[Dataset rows about figures]
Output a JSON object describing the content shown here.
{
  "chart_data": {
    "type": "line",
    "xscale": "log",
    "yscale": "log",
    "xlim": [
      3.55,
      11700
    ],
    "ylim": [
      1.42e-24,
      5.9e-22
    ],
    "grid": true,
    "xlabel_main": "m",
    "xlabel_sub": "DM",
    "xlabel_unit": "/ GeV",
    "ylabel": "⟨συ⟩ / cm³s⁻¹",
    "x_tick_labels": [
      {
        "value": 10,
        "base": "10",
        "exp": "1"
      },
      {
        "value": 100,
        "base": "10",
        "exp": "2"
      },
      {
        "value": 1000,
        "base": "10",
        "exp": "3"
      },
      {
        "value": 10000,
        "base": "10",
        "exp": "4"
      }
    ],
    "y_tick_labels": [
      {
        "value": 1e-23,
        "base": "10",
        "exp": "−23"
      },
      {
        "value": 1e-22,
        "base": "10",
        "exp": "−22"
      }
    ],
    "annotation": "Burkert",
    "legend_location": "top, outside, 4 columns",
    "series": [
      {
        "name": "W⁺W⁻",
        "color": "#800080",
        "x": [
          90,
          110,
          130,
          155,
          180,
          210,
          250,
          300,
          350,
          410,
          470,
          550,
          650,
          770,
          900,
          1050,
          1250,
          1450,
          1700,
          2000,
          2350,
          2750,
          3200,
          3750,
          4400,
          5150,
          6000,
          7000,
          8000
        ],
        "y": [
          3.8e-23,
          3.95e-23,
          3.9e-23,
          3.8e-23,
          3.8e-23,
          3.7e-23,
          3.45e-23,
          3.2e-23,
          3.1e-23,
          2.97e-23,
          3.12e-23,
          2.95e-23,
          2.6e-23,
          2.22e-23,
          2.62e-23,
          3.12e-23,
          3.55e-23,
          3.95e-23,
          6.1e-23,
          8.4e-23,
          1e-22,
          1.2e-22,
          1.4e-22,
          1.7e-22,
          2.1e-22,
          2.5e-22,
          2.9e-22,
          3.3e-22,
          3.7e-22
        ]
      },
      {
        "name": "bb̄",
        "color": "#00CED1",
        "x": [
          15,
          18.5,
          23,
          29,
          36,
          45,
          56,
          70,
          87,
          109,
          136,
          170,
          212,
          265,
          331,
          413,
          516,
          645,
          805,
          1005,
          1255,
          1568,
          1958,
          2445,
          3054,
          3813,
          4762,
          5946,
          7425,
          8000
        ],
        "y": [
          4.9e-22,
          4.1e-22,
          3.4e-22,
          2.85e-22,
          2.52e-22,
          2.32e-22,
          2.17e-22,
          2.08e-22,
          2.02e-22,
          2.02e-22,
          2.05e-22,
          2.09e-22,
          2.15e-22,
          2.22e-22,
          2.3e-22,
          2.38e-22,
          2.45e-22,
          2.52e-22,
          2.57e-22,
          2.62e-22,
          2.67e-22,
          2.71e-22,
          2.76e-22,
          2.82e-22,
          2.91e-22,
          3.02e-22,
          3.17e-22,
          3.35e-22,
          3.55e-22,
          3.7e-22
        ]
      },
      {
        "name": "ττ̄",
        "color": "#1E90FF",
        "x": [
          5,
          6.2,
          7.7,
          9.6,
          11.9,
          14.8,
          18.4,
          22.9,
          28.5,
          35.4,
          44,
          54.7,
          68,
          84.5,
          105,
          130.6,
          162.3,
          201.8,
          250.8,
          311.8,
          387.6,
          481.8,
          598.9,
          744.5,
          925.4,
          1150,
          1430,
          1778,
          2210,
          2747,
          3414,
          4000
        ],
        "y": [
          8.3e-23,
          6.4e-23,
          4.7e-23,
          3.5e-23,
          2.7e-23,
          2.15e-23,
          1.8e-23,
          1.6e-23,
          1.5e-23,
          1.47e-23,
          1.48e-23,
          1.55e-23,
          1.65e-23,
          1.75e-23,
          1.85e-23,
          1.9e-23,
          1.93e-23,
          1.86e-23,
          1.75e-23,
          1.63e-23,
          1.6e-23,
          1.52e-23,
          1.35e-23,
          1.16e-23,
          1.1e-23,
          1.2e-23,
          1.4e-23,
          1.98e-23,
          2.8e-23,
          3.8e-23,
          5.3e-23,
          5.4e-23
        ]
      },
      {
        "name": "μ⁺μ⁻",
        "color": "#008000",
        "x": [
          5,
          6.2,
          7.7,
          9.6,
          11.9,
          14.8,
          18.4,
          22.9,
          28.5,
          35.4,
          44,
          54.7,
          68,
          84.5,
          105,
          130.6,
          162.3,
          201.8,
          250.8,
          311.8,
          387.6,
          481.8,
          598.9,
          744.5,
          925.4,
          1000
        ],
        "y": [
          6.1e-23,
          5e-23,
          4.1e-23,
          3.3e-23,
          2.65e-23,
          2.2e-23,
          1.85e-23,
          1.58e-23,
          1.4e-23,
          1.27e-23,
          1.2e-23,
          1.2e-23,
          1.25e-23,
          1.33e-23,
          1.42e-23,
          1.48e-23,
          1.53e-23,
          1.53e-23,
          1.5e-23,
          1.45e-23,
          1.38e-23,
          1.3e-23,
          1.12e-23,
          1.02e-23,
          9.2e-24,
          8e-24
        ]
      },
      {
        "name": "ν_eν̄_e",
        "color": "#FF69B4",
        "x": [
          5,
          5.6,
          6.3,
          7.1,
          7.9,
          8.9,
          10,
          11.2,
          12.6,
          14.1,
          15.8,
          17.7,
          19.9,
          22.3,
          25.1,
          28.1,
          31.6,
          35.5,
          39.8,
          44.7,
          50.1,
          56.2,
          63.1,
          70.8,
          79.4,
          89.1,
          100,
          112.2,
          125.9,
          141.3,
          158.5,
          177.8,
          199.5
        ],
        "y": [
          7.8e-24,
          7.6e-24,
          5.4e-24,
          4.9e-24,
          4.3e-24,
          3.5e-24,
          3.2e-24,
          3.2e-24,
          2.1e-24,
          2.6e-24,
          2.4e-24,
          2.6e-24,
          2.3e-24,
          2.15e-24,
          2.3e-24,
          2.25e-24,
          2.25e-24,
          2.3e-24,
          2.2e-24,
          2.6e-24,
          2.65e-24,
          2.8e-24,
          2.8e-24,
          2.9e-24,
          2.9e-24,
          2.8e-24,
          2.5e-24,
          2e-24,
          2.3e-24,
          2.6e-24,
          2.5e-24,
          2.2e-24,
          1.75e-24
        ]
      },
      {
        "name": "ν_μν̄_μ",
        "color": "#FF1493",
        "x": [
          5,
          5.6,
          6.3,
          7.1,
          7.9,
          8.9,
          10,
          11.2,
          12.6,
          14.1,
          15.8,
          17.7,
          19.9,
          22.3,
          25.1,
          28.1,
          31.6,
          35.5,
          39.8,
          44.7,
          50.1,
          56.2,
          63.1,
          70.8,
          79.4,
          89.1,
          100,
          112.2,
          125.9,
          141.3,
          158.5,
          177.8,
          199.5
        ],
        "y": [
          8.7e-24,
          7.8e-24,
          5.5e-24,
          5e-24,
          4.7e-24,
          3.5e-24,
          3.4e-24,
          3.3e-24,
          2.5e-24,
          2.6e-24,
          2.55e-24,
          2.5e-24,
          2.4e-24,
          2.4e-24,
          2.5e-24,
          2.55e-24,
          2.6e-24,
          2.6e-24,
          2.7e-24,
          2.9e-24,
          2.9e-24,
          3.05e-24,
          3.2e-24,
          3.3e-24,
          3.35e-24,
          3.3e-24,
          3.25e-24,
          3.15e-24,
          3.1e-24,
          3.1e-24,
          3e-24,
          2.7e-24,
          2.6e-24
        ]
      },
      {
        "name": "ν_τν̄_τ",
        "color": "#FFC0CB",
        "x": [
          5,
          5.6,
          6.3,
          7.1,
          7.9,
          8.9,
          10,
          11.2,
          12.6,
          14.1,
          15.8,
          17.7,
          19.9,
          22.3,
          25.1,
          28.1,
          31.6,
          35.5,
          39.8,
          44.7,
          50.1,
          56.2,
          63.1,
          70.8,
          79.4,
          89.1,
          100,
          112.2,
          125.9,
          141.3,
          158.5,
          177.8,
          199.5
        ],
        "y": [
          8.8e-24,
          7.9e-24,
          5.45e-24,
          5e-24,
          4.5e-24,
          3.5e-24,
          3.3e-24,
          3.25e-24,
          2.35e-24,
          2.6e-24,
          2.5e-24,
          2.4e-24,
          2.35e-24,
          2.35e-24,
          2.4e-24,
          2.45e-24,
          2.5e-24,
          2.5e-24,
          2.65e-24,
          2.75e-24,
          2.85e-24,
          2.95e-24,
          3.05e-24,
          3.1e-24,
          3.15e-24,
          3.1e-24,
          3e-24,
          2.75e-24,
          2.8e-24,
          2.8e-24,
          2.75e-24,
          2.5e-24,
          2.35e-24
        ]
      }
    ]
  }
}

§ Work to complete: Each line containing the word "name" counts once; report the total alone.

§ Response: 7